# INSTRUCTION
Below are the records. Gather each line that holds "Model".

# ENTRIES SHOWN

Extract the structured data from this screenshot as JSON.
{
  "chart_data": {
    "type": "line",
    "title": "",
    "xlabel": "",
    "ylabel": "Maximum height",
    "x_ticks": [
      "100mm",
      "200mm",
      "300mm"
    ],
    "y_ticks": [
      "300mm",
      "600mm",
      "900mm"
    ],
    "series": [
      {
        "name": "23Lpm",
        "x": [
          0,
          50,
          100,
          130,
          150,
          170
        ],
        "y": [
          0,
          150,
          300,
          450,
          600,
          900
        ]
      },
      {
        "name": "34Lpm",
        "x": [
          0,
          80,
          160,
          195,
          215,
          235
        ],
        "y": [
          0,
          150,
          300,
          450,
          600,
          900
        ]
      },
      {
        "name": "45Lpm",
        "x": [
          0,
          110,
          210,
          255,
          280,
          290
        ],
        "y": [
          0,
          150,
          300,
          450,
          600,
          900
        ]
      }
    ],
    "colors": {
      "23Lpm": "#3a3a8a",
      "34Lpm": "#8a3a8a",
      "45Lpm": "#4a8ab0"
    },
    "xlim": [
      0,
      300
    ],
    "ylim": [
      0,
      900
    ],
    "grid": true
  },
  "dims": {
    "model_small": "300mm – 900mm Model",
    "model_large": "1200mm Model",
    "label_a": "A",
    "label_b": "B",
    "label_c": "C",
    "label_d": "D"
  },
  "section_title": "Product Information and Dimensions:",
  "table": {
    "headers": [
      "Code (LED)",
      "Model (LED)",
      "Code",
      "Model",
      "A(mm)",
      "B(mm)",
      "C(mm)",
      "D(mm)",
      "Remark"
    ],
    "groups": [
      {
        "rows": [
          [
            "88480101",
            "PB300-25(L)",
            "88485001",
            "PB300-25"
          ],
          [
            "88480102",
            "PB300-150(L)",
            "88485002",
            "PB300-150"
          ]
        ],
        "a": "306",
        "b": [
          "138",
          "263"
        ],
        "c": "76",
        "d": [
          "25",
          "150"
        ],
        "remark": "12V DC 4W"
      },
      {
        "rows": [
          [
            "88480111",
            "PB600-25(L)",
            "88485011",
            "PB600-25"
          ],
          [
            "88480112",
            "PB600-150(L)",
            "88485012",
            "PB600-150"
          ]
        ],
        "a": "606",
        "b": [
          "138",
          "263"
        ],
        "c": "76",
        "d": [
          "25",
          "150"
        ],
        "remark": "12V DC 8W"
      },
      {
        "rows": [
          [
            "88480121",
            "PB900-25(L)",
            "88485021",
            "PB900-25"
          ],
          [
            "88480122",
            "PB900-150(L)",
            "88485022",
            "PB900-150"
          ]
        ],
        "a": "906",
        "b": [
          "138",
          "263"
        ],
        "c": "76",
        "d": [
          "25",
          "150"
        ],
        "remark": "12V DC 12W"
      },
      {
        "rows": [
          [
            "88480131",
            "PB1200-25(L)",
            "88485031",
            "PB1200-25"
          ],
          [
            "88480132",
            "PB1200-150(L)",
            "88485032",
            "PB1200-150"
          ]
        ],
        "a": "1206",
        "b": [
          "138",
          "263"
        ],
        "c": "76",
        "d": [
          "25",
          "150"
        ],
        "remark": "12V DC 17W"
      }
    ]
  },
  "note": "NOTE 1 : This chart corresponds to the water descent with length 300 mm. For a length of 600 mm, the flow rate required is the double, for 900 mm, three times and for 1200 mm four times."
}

# THE OUTPUT
    "model_small": "300mm – 900mm Model",
    "model_large": "1200mm Model",
      "Model (LED)",
      "Model",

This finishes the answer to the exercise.